╭──
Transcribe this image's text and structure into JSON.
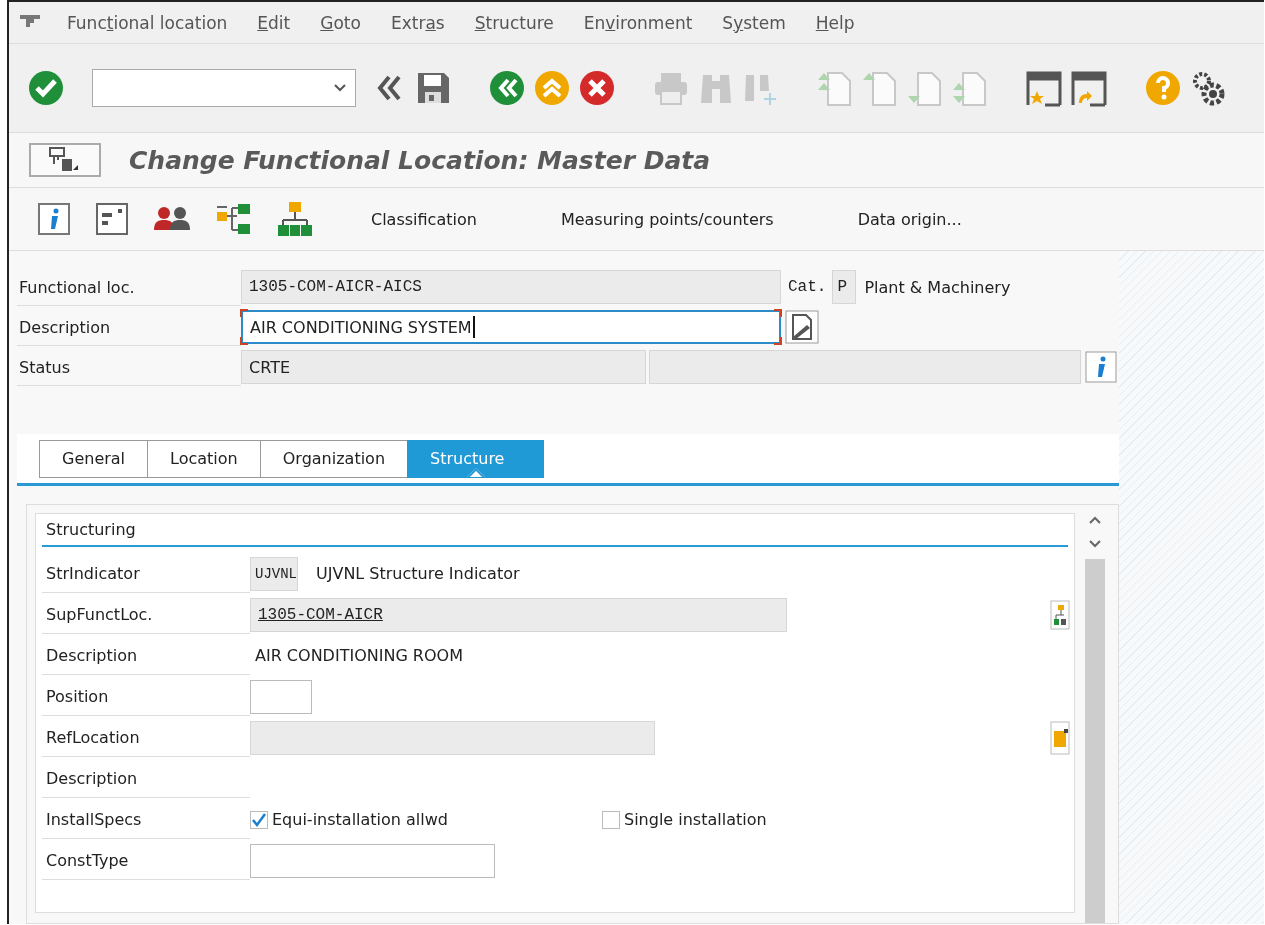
{
  "menu_bar": {
    "items": [
      {
        "before": "Func",
        "mnemonic": "t",
        "after": "ional location"
      },
      {
        "mnemonic": "E",
        "after": "dit"
      },
      {
        "mnemonic": "G",
        "after": "oto"
      },
      {
        "before": "Extr",
        "mnemonic": "a",
        "after": "s"
      },
      {
        "mnemonic": "S",
        "after": "tructure"
      },
      {
        "before": "En",
        "mnemonic": "v",
        "after": "ironment"
      },
      {
        "before": "S",
        "mnemonic": "y",
        "after": "stem"
      },
      {
        "mnemonic": "H",
        "after": "elp"
      }
    ]
  },
  "toolbar": {
    "buttons": [
      {
        "disabled": false
      },
      {
        "disabled": false
      },
      {
        "disabled": false
      },
      {
        "disabled": false
      },
      {
        "disabled": false
      },
      {
        "disabled": false
      },
      {
        "disabled": true
      },
      {
        "disabled": true
      },
      {
        "disabled": true
      },
      {
        "disabled": true
      },
      {
        "disabled": true
      },
      {
        "disabled": true
      },
      {
        "disabled": true
      },
      {
        "disabled": false
      },
      {
        "disabled": false
      },
      {
        "disabled": false
      },
      {
        "disabled": false
      }
    ]
  },
  "title": "Change Functional Location: Master Data",
  "app_toolbar": {
    "text_buttons": [
      "Classification",
      "Measuring points/counters",
      "Data origin..."
    ]
  },
  "header": {
    "rows": [
      {
        "kind": "location",
        "label": "Functional loc.",
        "value": "1305-COM-AICR-AICS",
        "category_label": "Cat.",
        "category_code": "P",
        "category_text": "Plant & Machinery"
      },
      {
        "kind": "description",
        "label": "Description",
        "value": "AIR CONDITIONING SYSTEM",
        "focused": true
      },
      {
        "kind": "status",
        "label": "Status",
        "value": "CRTE"
      }
    ]
  },
  "tabs": [
    {
      "label": "General",
      "selected": false
    },
    {
      "label": "Location",
      "selected": false
    },
    {
      "label": "Organization",
      "selected": false
    },
    {
      "label": "Structure",
      "selected": true
    }
  ],
  "group": {
    "title": "Structuring",
    "rows": [
      {
        "kind": "indicator",
        "label": "StrIndicator",
        "value": "UJVNL",
        "text": "UJVNL Structure Indicator"
      },
      {
        "kind": "link_field",
        "label": "SupFunctLoc.",
        "value": "1305-COM-AICR"
      },
      {
        "kind": "text",
        "label": "Description",
        "value": "AIR CONDITIONING ROOM"
      },
      {
        "kind": "input",
        "label": "Position"
      },
      {
        "kind": "readonly",
        "label": "RefLocation"
      },
      {
        "kind": "empty",
        "label": "Description"
      },
      {
        "kind": "checkboxes",
        "label": "InstallSpecs",
        "options": [
          {
            "label": "Equi-installation allwd",
            "checked": true
          },
          {
            "label": "Single installation",
            "checked": false
          }
        ]
      },
      {
        "kind": "input",
        "label": "ConstType"
      }
    ]
  }
}
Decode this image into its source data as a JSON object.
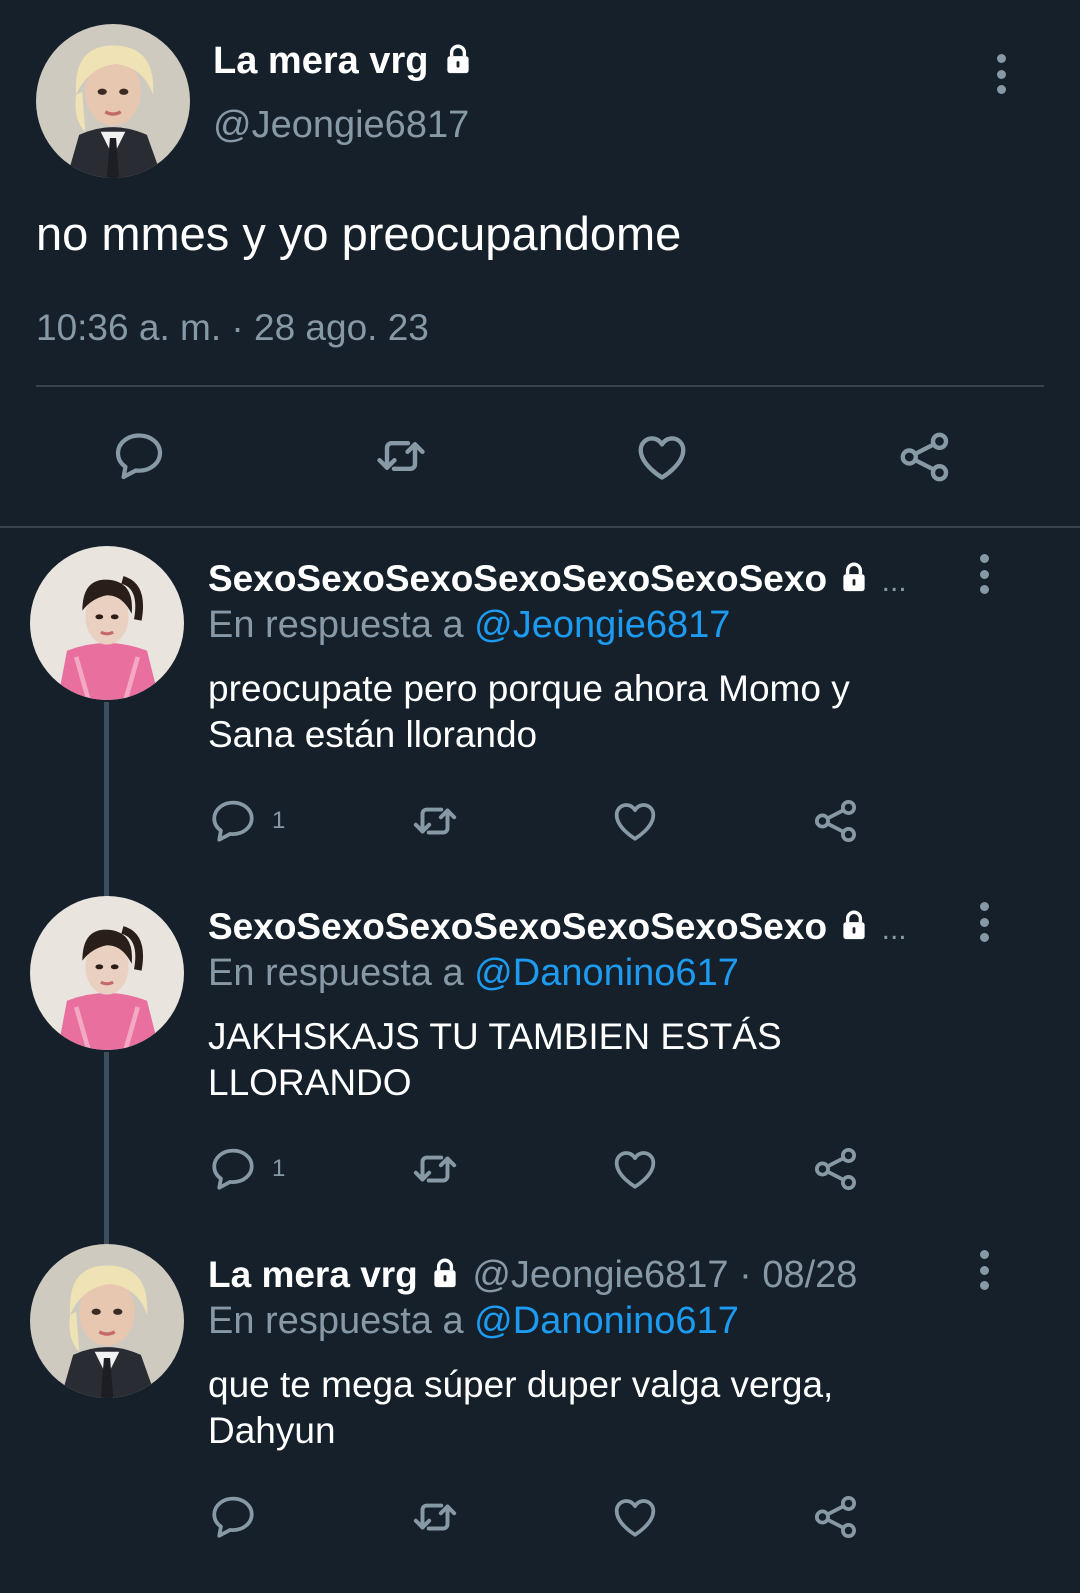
{
  "main_tweet": {
    "display_name": "La mera vrg",
    "handle": "@Jeongie6817",
    "text": "no mmes y yo preocupandome",
    "timestamp": "10:36 a. m. · 28 ago. 23"
  },
  "replies": [
    {
      "display_name": "SexoSexoSexoSexoSexoSexoSexo",
      "ellipsis": "...",
      "reply_prefix": "En respuesta a",
      "reply_to": "@Jeongie6817",
      "text_line1": "preocupate pero porque ahora Momo y",
      "text_line2": "Sana están llorando",
      "reply_count": "1"
    },
    {
      "display_name": "SexoSexoSexoSexoSexoSexoSexo",
      "ellipsis": "...",
      "reply_prefix": "En respuesta a",
      "reply_to": "@Danonino617",
      "text_line1": "JAKHSKAJS TU TAMBIEN ESTÁS",
      "text_line2": "LLORANDO",
      "reply_count": "1"
    },
    {
      "display_name": "La mera vrg",
      "handle_time": "@Jeongie6817 · 08/28",
      "reply_prefix": "En respuesta a",
      "reply_to": "@Danonino617",
      "text_line1": "que te mega súper duper valga verga,",
      "text_line2": "Dahyun"
    }
  ],
  "colors": {
    "background": "#15202b",
    "muted": "#8899a6",
    "link": "#1d9bf0",
    "divider": "#38444d"
  },
  "icons": [
    "lock-icon",
    "more-options-icon",
    "reply-icon",
    "retweet-icon",
    "like-icon",
    "share-icon"
  ]
}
╰──
* _PROBLEM DESCRIPTION_
All of the records need repeating exactly, except for the pictures.

* _RESPONSE_
Transcribe this image's text and structure into JSON.
{
  "menu_bar": {
    "items": [
      {
        "before": "Func",
        "mnemonic": "t",
        "after": "ional location"
      },
      {
        "mnemonic": "E",
        "after": "dit"
      },
      {
        "mnemonic": "G",
        "after": "oto"
      },
      {
        "before": "Extr",
        "mnemonic": "a",
        "after": "s"
      },
      {
        "mnemonic": "S",
        "after": "tructure"
      },
      {
        "before": "En",
        "mnemonic": "v",
        "after": "ironment"
      },
      {
        "before": "S",
        "mnemonic": "y",
        "after": "stem"
      },
      {
        "mnemonic": "H",
        "after": "elp"
      }
    ]
  },
  "toolbar": {
    "buttons": [
      {
        "disabled": false
      },
      {
        "disabled": false
      },
      {
        "disabled": false
      },
      {
        "disabled": false
      },
      {
        "disabled": false
      },
      {
        "disabled": false
      },
      {
        "disabled": true
      },
      {
        "disabled": true
      },
      {
        "disabled": true
      },
      {
        "disabled": true
      },
      {
        "disabled": true
      },
      {
        "disabled": true
      },
      {
        "disabled": true
      },
      {
        "disabled": false
      },
      {
        "disabled": false
      },
      {
        "disabled": false
      },
      {
        "disabled": false
      }
    ]
  },
  "title": "Change Functional Location: Master Data",
  "app_toolbar": {
    "text_buttons": [
      "Classification",
      "Measuring points/counters",
      "Data origin..."
    ]
  },
  "header": {
    "rows": [
      {
        "kind": "location",
        "label": "Functional loc.",
        "value": "1305-COM-AICR-AICS",
        "category_label": "Cat.",
        "category_code": "P",
        "category_text": "Plant & Machinery"
      },
      {
        "kind": "description",
        "label": "Description",
        "value": "AIR CONDITIONING SYSTEM",
        "focused": true
      },
      {
        "kind": "status",
        "label": "Status",
        "value": "CRTE"
      }
    ]
  },
  "tabs": [
    {
      "label": "General",
      "selected": false
    },
    {
      "label": "Location",
      "selected": false
    },
    {
      "label": "Organization",
      "selected": false
    },
    {
      "label": "Structure",
      "selected": true
    }
  ],
  "group": {
    "title": "Structuring",
    "rows": [
      {
        "kind": "indicator",
        "label": "StrIndicator",
        "value": "UJVNL",
        "text": "UJVNL Structure Indicator"
      },
      {
        "kind": "link_field",
        "label": "SupFunctLoc.",
        "value": "1305-COM-AICR"
      },
      {
        "kind": "text",
        "label": "Description",
        "value": "AIR CONDITIONING ROOM"
      },
      {
        "kind": "input",
        "label": "Position"
      },
      {
        "kind": "readonly",
        "label": "RefLocation"
      },
      {
        "kind": "empty",
        "label": "Description"
      },
      {
        "kind": "checkboxes",
        "label": "InstallSpecs",
        "options": [
          {
            "label": "Equi-installation allwd",
            "checked": true
          },
          {
            "label": "Single installation",
            "checked": false
          }
        ]
      },
      {
        "kind": "input",
        "label": "ConstType"
      }
    ]
  }
}
Decode this image into its source data as a JSON object.
{
  "main_tweet": {
    "display_name": "La mera vrg",
    "handle": "@Jeongie6817",
    "text": "no mmes y yo preocupandome",
    "timestamp": "10:36 a. m. · 28 ago. 23"
  },
  "replies": [
    {
      "display_name": "SexoSexoSexoSexoSexoSexoSexo",
      "ellipsis": "...",
      "reply_prefix": "En respuesta a",
      "reply_to": "@Jeongie6817",
      "text_line1": "preocupate pero porque ahora Momo y",
      "text_line2": "Sana están llorando",
      "reply_count": "1"
    },
    {
      "display_name": "SexoSexoSexoSexoSexoSexoSexo",
      "ellipsis": "...",
      "reply_prefix": "En respuesta a",
      "reply_to": "@Danonino617",
      "text_line1": "JAKHSKAJS TU TAMBIEN ESTÁS",
      "text_line2": "LLORANDO",
      "reply_count": "1"
    },
    {
      "display_name": "La mera vrg",
      "handle_time": "@Jeongie6817 · 08/28",
      "reply_prefix": "En respuesta a",
      "reply_to": "@Danonino617",
      "text_line1": "que te mega súper duper valga verga,",
      "text_line2": "Dahyun"
    }
  ],
  "colors": {
    "background": "#15202b",
    "muted": "#8899a6",
    "link": "#1d9bf0",
    "divider": "#38444d"
  },
  "icons": [
    "lock-icon",
    "more-options-icon",
    "reply-icon",
    "retweet-icon",
    "like-icon",
    "share-icon"
  ]
}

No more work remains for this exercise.